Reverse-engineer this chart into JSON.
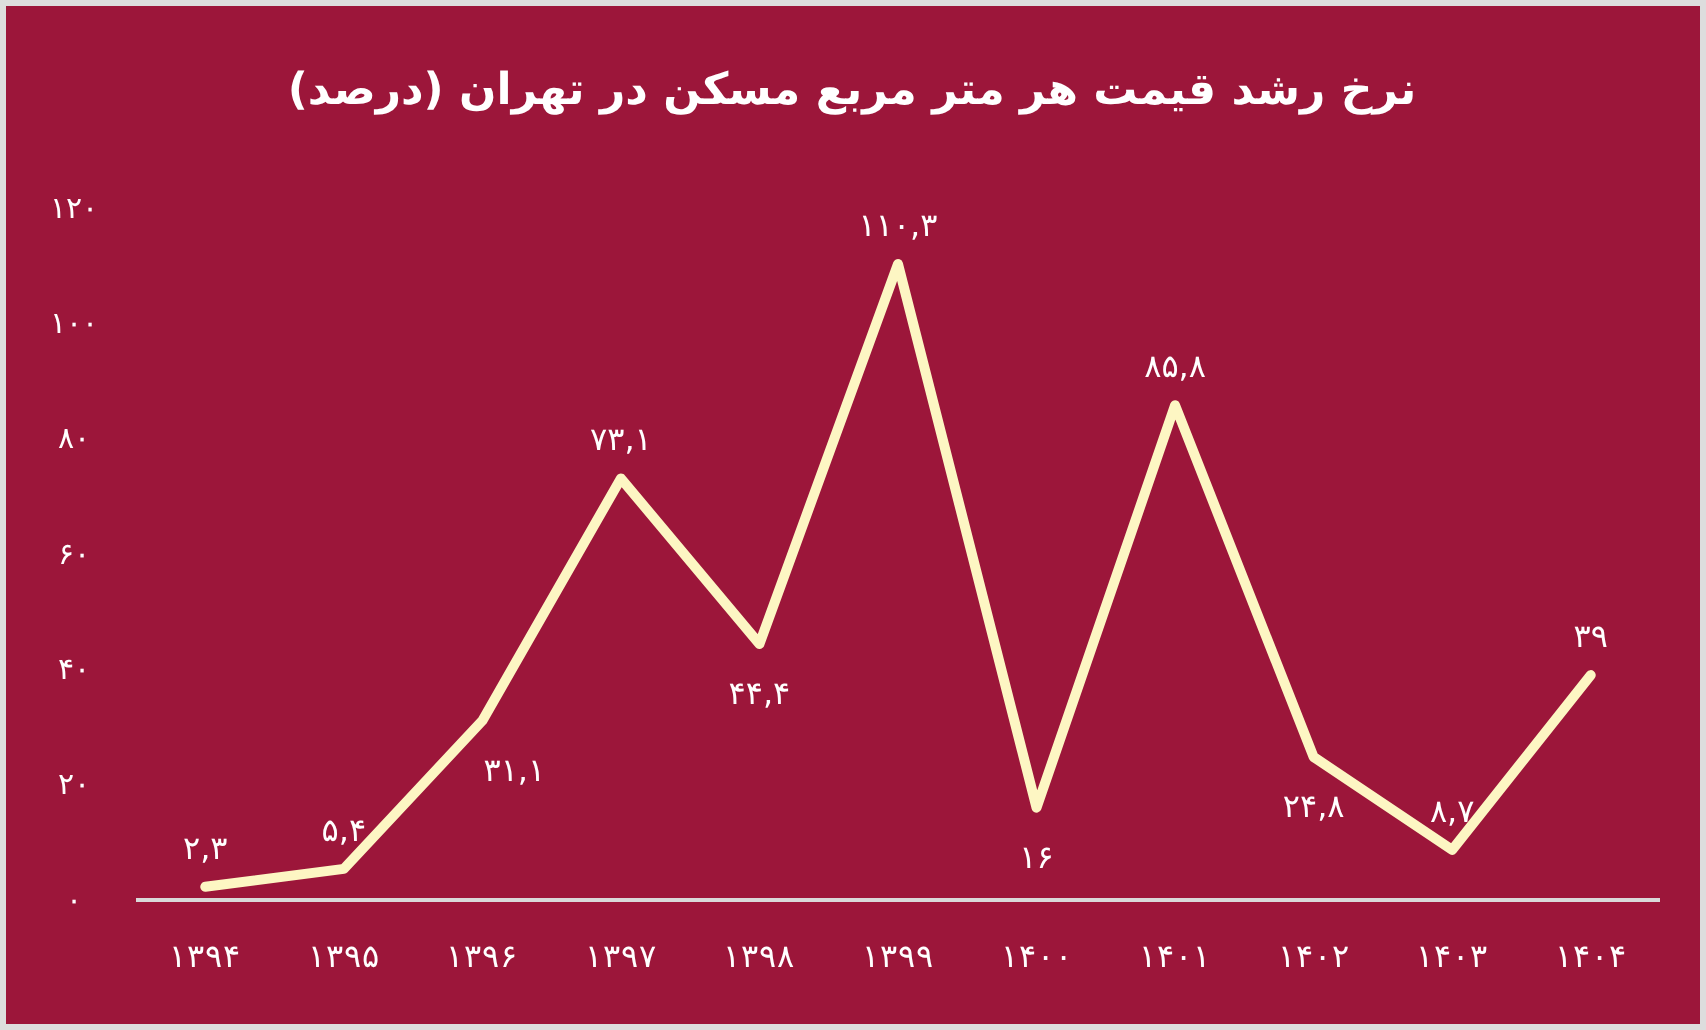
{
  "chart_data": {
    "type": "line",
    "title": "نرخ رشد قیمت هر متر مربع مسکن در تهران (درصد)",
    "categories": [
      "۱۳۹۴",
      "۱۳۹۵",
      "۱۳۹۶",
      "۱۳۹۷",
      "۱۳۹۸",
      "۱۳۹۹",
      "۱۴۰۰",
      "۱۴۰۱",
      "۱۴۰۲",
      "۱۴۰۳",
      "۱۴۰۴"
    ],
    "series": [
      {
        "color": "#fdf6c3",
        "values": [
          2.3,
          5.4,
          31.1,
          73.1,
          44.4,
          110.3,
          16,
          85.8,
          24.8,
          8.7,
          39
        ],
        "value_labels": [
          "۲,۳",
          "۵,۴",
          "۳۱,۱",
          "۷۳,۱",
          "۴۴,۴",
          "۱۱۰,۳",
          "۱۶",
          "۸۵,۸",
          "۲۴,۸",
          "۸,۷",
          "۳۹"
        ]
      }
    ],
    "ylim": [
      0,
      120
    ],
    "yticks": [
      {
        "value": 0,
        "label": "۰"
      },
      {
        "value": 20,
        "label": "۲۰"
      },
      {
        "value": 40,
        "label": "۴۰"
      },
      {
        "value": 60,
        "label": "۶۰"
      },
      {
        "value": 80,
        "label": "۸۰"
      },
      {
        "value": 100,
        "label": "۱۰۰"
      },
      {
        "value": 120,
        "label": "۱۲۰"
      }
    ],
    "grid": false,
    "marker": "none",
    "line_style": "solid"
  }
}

--

Exercise aim. Give back all entries exactly. No pictures belong in the copy.

Solution below.
Reverse-engineer this chart into JSON.
{
  "chart_data": {
    "type": "line",
    "title": "نرخ رشد قیمت هر متر مربع مسکن در تهران (درصد)",
    "categories": [
      "۱۳۹۴",
      "۱۳۹۵",
      "۱۳۹۶",
      "۱۳۹۷",
      "۱۳۹۸",
      "۱۳۹۹",
      "۱۴۰۰",
      "۱۴۰۱",
      "۱۴۰۲",
      "۱۴۰۳",
      "۱۴۰۴"
    ],
    "series": [
      {
        "color": "#fdf6c3",
        "values": [
          2.3,
          5.4,
          31.1,
          73.1,
          44.4,
          110.3,
          16,
          85.8,
          24.8,
          8.7,
          39
        ],
        "value_labels": [
          "۲,۳",
          "۵,۴",
          "۳۱,۱",
          "۷۳,۱",
          "۴۴,۴",
          "۱۱۰,۳",
          "۱۶",
          "۸۵,۸",
          "۲۴,۸",
          "۸,۷",
          "۳۹"
        ]
      }
    ],
    "ylim": [
      0,
      120
    ],
    "yticks": [
      {
        "value": 0,
        "label": "۰"
      },
      {
        "value": 20,
        "label": "۲۰"
      },
      {
        "value": 40,
        "label": "۴۰"
      },
      {
        "value": 60,
        "label": "۶۰"
      },
      {
        "value": 80,
        "label": "۸۰"
      },
      {
        "value": 100,
        "label": "۱۰۰"
      },
      {
        "value": 120,
        "label": "۱۲۰"
      }
    ],
    "grid": false,
    "marker": "none",
    "line_style": "solid"
  }
}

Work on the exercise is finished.